### EXERCISE DESCRIPTION
Gather all lines from the material that contain the word "this".

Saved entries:
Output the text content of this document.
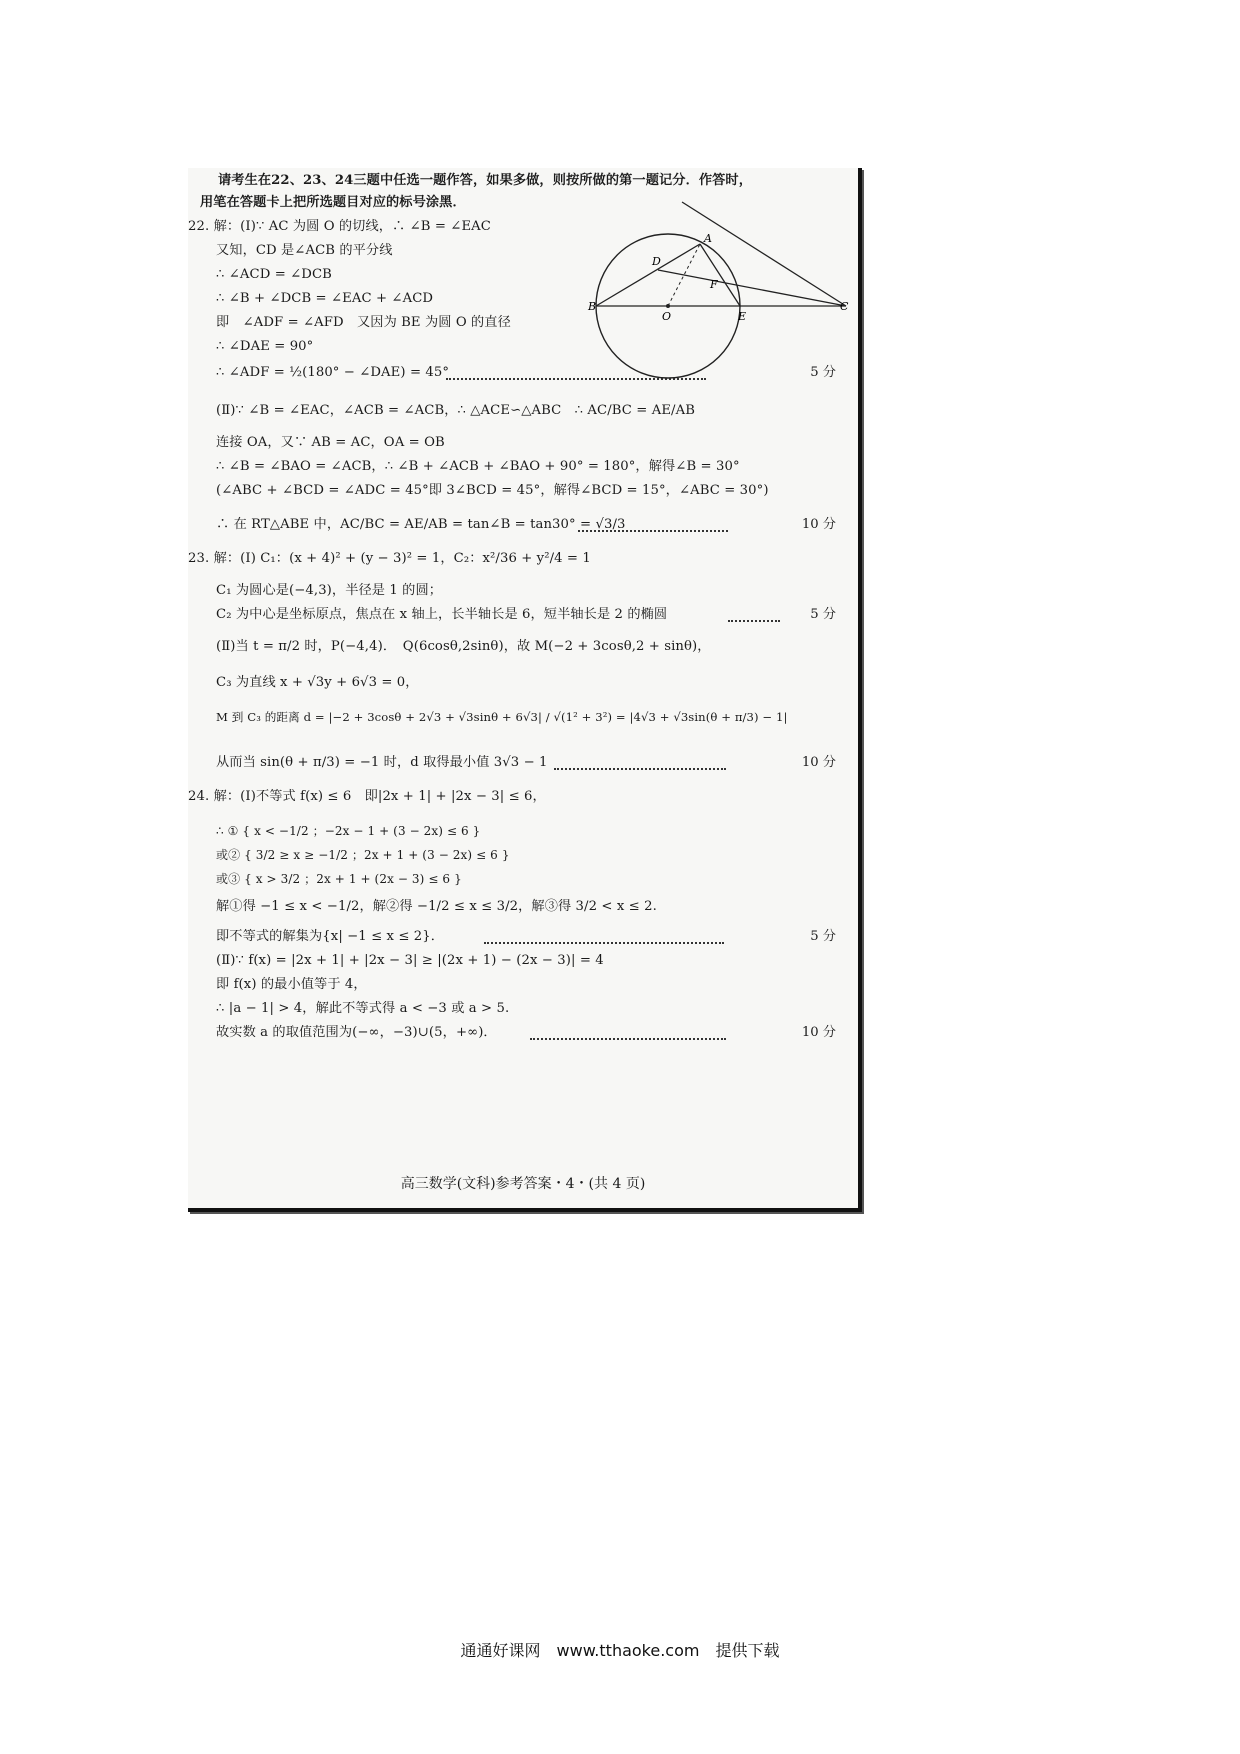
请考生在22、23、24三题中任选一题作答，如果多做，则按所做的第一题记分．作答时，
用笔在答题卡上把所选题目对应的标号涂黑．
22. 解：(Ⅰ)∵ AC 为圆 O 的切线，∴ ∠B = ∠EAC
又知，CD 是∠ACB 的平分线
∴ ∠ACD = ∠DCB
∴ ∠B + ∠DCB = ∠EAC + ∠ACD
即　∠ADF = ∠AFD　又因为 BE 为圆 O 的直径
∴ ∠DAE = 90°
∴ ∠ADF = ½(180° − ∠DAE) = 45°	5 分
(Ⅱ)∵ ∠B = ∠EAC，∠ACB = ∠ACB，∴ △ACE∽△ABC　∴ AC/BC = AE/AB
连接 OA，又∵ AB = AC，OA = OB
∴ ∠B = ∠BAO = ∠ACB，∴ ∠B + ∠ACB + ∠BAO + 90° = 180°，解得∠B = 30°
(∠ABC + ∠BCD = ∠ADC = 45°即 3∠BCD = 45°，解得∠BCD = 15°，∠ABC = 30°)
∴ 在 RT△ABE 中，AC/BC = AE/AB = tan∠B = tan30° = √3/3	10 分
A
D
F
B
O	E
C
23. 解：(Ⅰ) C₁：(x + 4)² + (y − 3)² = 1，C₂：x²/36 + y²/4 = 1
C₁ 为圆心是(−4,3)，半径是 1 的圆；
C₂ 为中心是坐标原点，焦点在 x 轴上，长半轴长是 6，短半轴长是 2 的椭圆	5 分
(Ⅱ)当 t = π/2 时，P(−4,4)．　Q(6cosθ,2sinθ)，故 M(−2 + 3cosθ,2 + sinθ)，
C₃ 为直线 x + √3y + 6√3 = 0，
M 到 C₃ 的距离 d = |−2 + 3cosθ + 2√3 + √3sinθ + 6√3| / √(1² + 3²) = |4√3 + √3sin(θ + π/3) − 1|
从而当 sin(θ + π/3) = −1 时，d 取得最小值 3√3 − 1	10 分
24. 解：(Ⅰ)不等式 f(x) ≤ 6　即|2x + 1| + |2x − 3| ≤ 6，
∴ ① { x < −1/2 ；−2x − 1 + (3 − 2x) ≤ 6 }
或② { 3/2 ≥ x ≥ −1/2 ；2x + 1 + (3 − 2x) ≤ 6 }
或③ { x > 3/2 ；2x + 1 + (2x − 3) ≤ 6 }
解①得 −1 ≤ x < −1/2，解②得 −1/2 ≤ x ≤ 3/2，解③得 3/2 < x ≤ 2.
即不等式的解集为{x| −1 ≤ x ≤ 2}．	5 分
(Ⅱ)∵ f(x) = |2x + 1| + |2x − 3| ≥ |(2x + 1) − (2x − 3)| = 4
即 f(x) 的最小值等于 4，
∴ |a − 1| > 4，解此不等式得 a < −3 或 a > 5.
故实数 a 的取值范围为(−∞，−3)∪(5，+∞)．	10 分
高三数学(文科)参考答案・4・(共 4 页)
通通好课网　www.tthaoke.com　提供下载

---

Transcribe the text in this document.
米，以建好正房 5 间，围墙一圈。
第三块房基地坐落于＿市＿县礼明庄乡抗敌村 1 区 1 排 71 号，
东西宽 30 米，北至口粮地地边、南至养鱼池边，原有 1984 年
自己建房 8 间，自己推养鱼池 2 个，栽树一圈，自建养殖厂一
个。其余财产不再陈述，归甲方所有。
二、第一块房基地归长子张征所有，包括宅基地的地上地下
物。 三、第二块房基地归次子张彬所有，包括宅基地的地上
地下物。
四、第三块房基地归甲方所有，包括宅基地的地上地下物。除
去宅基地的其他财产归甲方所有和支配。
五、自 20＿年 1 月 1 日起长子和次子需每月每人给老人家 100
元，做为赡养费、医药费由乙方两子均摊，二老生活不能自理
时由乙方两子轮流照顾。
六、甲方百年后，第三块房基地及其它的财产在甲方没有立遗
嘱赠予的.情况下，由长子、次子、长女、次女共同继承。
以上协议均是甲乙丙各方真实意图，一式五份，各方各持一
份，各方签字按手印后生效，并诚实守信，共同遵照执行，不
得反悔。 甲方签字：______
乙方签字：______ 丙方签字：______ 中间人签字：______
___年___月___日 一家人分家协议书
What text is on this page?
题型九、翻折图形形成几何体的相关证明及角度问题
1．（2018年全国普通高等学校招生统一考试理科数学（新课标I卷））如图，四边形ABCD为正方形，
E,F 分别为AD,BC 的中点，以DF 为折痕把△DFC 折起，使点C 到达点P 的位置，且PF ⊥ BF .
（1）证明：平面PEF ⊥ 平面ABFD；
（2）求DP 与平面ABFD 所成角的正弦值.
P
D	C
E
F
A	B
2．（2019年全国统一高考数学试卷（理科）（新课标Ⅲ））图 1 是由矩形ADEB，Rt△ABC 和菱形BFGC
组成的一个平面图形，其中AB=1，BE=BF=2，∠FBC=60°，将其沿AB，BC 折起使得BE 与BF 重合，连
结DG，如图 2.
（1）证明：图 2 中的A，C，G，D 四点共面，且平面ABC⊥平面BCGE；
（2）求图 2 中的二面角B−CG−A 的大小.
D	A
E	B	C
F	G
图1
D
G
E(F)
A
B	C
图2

### CORRECT OUTPUT
Output the text content of this document.
Transcribe the text in this document.
What text is on this page?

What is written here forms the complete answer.